* [Exercise set]
- a) In the tax reform article, condense the paragraph beginning "Regarding the estate tax" into a bulleted list that keeps its main facts.
- b) Carry the tax reform article forward from its final paragraph.
(Document passage)
Advocating Farm Friendly Tax Reform

Gary Adams
Gary Adams

Congressional leaders hope by Christmas to wrap a bow around the first comprehensive tax reform in 30 years — a measure on which the National Cotton Council has actively conveyed its priorities.

What input has the NCC provided?
Among recent actions, the NCC joined other agricultural organizations on letters to Congressional leadership conveying support for tax reform provisions involving: 1) the use of cash accounting; 2) Section 199 deduction; 3) capital gains; 4) interest deductibility; and 5) estate tax repeal. I also joined other agricultural representatives to discuss priorities with Treasury Secretary Steven Mnuchin after which I noted in an NCC statement that, “It is critical to maintain key features, such as interest deductions and cash accounting, while also eliminating the death tax and reducing the capital gains tax rate.”

Do current proposals have implications for agriculture?
Similarities and major differences exist between the House and Senate proposals. Both would establish new tax benefits for businesses organized as pass-through entities. The House bill provides a special rate for a portion of a pass-through active income while the Senate bill provides a deduction. Both bills include limits on which types of pass-through entities could qualify. Both bills also would: 1) eliminate the Section 199 domestic production activities deduction — a significant provision to many agricultural cooperatives — and changes also are made to net operating loss provisions; 2) allow businesses to fully and immediately deduct capital investment expenses through 2022; 3) limit businesses’ ability to deduct interest payments, although the limit wouldn’t apply to certain small businesses, including farms and agriculture up to a set revenue amount; and 4) maintain cash accounting.

Congress and the President hope to get tax reform legislation signed into law before Christmas.

Regarding the estate tax, the House proposal would permanently repeal the tax effective on Jan. 1, 2024; maintain the gift tax at current levels until that date, then cut the rate to 35 percent on gifts over about $12 million; permanently repeal the generation-skipping tax effective on that date; and maintain full step-up in basis. The Senate proposal would double the current estate tax exemption of $5.49 million per person and maintain the step-up in basis.
(End Document passage)
(Source material)
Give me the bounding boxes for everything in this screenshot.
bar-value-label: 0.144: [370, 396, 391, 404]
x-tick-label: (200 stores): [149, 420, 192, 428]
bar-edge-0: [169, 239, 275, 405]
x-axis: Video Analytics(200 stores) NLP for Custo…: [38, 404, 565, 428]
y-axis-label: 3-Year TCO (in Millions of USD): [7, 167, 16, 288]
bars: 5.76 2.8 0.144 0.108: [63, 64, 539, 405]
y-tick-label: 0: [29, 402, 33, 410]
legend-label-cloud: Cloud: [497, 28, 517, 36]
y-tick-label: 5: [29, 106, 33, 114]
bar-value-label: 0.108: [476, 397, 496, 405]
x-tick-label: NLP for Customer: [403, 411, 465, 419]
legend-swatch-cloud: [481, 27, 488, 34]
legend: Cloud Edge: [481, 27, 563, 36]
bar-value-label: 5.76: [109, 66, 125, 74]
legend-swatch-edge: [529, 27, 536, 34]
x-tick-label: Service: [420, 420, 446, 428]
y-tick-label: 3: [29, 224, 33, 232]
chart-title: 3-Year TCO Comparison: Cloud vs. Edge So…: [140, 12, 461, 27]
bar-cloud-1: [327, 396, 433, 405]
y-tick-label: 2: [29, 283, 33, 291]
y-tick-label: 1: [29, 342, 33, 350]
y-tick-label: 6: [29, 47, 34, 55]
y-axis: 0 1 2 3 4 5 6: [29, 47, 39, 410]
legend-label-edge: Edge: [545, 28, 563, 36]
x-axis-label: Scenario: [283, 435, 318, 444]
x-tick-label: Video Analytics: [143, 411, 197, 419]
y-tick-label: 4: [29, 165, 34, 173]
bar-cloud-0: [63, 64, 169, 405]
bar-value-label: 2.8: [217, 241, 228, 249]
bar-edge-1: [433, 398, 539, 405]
(End Source material)
* [Responses to the exercise]
- a)
House proposal:
- Permanently repeal the estate tax, effective Jan. 1, 2024
- Keep the gift tax at current levels until that date, then cut the rate to 35 percent on gifts over about $12 million
- Permanently repeal the generation-skipping tax, effective the same date
- Maintain full step-up in basis

Senate proposal:
- Double the current estate tax exemption of $5.49 million per person
- Maintain step-up in basis

- b)
What about other business provisions?
The Senate proposal shortens the recovery period from seven to five years for any machinery or equipment (other than grain bins, ginning assets, fencing or other land improvement) used in a farming business. It also repeals the required use of the 150 percent declining-balance depreciation method for property used in a farming business. That method will continue to apply to any 15-year or 20-year property used in the farming business to which the straight-line method does not apply, or to property for which the taxpayer elects the use of the 150 percent declining- balance method. The corporate tax rate would be reduced to 20 percent. Section 1031 like-kind exchanges of land are preserved.

The NCC continues to monitor the development and negotiations of tax reform proposals to ensure that the effects of these are considered along with the needs of farmers and other cotton industry segments. While Congress and the President hope to get tax reform legislation signed into law before Christmas, that action may be pushed into early 2018.

Gary Adams is president/CEO of the National Cotton Council of America. He and other NCC leaders contribute columns on this Cotton Farming page.